From the material below, list every line containing "define".

>> Start Extracted material

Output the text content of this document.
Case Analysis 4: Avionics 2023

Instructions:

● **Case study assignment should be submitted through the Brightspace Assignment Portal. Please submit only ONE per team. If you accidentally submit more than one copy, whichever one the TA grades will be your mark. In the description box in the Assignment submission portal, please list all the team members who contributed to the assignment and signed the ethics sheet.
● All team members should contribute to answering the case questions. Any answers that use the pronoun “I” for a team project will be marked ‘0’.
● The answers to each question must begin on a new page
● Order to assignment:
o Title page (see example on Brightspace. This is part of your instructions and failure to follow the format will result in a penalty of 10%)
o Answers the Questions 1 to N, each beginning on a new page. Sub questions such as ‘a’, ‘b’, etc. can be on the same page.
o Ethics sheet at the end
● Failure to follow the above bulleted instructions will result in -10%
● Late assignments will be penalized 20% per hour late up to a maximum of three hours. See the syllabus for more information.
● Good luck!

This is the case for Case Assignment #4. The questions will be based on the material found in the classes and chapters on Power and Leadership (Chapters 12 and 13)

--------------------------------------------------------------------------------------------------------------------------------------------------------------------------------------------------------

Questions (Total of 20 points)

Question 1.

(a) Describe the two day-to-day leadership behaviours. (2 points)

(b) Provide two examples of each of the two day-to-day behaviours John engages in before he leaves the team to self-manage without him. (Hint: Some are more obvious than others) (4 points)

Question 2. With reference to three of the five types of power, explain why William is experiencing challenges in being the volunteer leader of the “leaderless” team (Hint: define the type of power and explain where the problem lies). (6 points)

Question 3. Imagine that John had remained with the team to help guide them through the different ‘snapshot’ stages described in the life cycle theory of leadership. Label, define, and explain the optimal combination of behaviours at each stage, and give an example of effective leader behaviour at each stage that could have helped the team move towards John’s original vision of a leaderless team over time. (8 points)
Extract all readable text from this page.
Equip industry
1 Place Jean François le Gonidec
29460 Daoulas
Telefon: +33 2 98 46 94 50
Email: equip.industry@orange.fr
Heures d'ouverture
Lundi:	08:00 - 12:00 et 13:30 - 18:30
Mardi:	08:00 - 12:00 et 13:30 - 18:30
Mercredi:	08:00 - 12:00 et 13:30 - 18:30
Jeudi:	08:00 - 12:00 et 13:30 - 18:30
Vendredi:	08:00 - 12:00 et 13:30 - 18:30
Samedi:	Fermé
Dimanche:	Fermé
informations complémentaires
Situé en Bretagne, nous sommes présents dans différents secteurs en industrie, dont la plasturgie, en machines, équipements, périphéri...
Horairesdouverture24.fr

>> End Extracted material

▸ **Correct result**:
Question 2. With reference to three of the five types of power, explain why William is experiencing challenges in being the volunteer leader of the “leaderless” team (Hint: define the type of power and explain where the problem lies). (6 points)
Question 3. Imagine that John had remained with the team to help guide them through the different ‘snapshot’ stages described in the life cycle theory of leadership. Label, define, and explain the optimal combination of behaviours at each stage, and give an example of effective leader behaviour at each stage that could have helped the team move towards John’s original vision of a leaderless team over time. (8 points)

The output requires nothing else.